### Exercise requirements
Print, word for word, the passage of the NBA article that opens with the words containing "[ Last week: The" and closes with "of shape again.".

### Document extract
--
NBA Fact or Fiction: James Harden, Russell Westbrook and their vulnerable title favorites

Each week during the 2021-22 NBA season, we will take a deeper dive into some of the league’s biggest storylines in an attempt to determine whether the trends are based more in fact or fiction moving forward.

[ Last week: The Celtics, an airing of grievances and a players-only meeting ]

James Harden is vulnerable, so the Nets are, too

Or James Harden is just out of shape again.

The 32-year-old spent the shortened offseason rehabbing a hamstring injury that cost him 21 of the Brooklyn Nets' final 24 regular-season games last season and severely limited him in the playoffs. He declared himself "100%" at the start of training camp, blaming last season's injury on poor conditioning.

Only, he's been far worse to start this season than he was when he walked in from partying in Las Vegas and a preseason holdout to drop 44 points and 17 assists in his 2020-21 season debut. He has scored 16 or fewer points in six of Brooklyn's first 12 games, something he did only six times all of last season. His 18.2 points per game are his worst average since he left the Oklahoma City Thunder a decade ago and a precipitous drop-off from his 33.7 points per game from 2017-20 en route to three straight scoring titles.
--
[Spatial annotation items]
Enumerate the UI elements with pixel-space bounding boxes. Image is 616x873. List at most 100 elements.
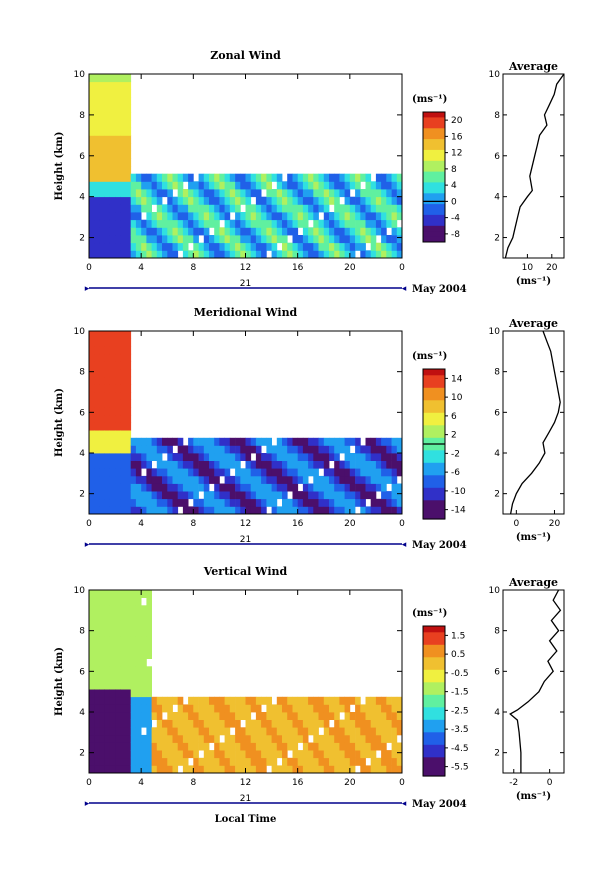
colorbar-tick: 16 [451, 132, 463, 142]
colorbar-segment [423, 738, 445, 746]
colorbar-segment [423, 651, 445, 658]
colorbar-frame [422, 625, 446, 777]
colorbar-tick: -1.5 [451, 688, 469, 698]
x-tick-label: 12 [240, 778, 251, 788]
profile-x-label: (ms⁻¹) [516, 532, 551, 543]
colorbar-segment [423, 369, 445, 376]
colorbar-segment [423, 394, 445, 401]
x-tick-label: 4 [138, 519, 144, 529]
colorbar-segment [423, 456, 445, 464]
colorbar-segment [423, 381, 445, 389]
profile-y-tick: 10 [489, 70, 501, 80]
y-tick-label: 4 [79, 708, 85, 718]
colorbar-segment [423, 638, 445, 646]
colorbar-segment [423, 160, 445, 167]
colorbar-tick: -10 [451, 487, 466, 497]
colorbar-tick: 14 [451, 374, 463, 384]
colorbar-segment [423, 763, 445, 771]
colorbar-segment [423, 751, 445, 758]
colorbar-tick: 12 [451, 149, 462, 159]
profile-frame [502, 73, 565, 259]
colorbar-tick: 4 [451, 181, 457, 191]
y-axis-label: Height (km) [54, 388, 65, 457]
y-tick-label: 8 [79, 627, 85, 637]
colorbar-segment [423, 214, 445, 221]
colorbar-segment [423, 177, 445, 183]
profile-y-tick: 6 [494, 152, 500, 162]
colorbar-segment [423, 701, 445, 708]
profile-y-tick: 8 [494, 111, 500, 121]
colorbar-segment [423, 231, 445, 238]
panel-title: Vertical Wind [203, 565, 288, 578]
colorbar-segment [423, 166, 445, 173]
x-tick-label: 16 [292, 263, 304, 273]
x-tick-label: 16 [292, 519, 304, 529]
x-axis-label: Local Time [215, 814, 277, 825]
colorbar-segment [423, 112, 445, 118]
svg-text:◂: ◂ [402, 284, 407, 294]
profile-x-tick: 20 [546, 263, 558, 273]
profile-x-tick: -2 [509, 778, 518, 788]
y-tick-label: 2 [79, 749, 85, 759]
colorbar-segment [423, 225, 445, 232]
svg-text:◂: ◂ [402, 540, 407, 550]
x-tick-label: 4 [138, 778, 144, 788]
colorbar-segment [423, 193, 445, 200]
profile-y-tick: 8 [494, 368, 500, 378]
x-tick-label: 0 [399, 519, 405, 529]
colorbar-segment [423, 657, 445, 665]
colorbar-unit: (ms⁻¹) [412, 608, 447, 619]
colorbar-segment [423, 171, 445, 178]
colorbar-segment [423, 144, 445, 151]
y-tick-label: 6 [79, 408, 85, 418]
colorbar-segment [423, 122, 445, 129]
heatmap-field [89, 590, 403, 774]
profile-x-tick: 20 [549, 519, 561, 529]
y-tick-label: 10 [74, 586, 86, 596]
colorbar-segment [423, 688, 445, 696]
profile-y-tick: 6 [494, 667, 500, 677]
colorbar-segment [423, 450, 445, 458]
colorbar-segment [423, 512, 445, 520]
profile-y-tick: 2 [494, 490, 500, 500]
colorbar-segment [423, 469, 445, 476]
colorbar-segment [423, 663, 445, 671]
colorbar-segment [423, 475, 445, 483]
heatmap-field [89, 74, 403, 259]
x-tick-label: 0 [86, 263, 92, 273]
colorbar-segment [423, 676, 445, 683]
colorbar-segment [423, 387, 445, 395]
profile-frame [502, 589, 565, 774]
colorbar-segment [423, 644, 445, 652]
colorbar-tick: -3.5 [451, 725, 469, 735]
colorbar-segment [423, 220, 445, 227]
colorbar-segment [423, 694, 445, 702]
y-tick-label: 10 [74, 70, 86, 80]
colorbar-unit: (ms⁻¹) [412, 351, 447, 362]
colorbar-segment [423, 209, 445, 216]
profile-line [509, 330, 561, 515]
colorbar-segment [423, 744, 445, 752]
profile-x-tick: 0 [513, 519, 519, 529]
profile-title: Average [508, 60, 558, 73]
colorbar-segment [423, 719, 445, 727]
colorbar-segment [423, 204, 445, 210]
colorbar-frame [422, 111, 446, 243]
svg-text:◂: ◂ [402, 799, 407, 809]
profile-y-tick: 2 [494, 234, 500, 244]
y-tick-label: 8 [79, 111, 85, 121]
profile-line [504, 73, 565, 259]
y-tick-label: 4 [79, 193, 85, 203]
date-day: 21 [240, 794, 251, 804]
x-tick-label: 8 [190, 519, 196, 529]
colorbar-segment [423, 117, 445, 124]
profile-y-tick: 4 [494, 193, 500, 203]
colorbar-segment [423, 406, 445, 414]
profile-title: Average [508, 576, 558, 589]
y-tick-label: 4 [79, 449, 85, 459]
profile-y-tick: 6 [494, 408, 500, 418]
date-label: May 2004 [412, 799, 467, 810]
colorbar-segment [423, 757, 445, 765]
--
### Response to the task
[ Last week: The Celtics, an airing of grievances and a players-only meeting ]

James Harden is vulnerable, so the Nets are, too

Or James Harden is just out of shape again.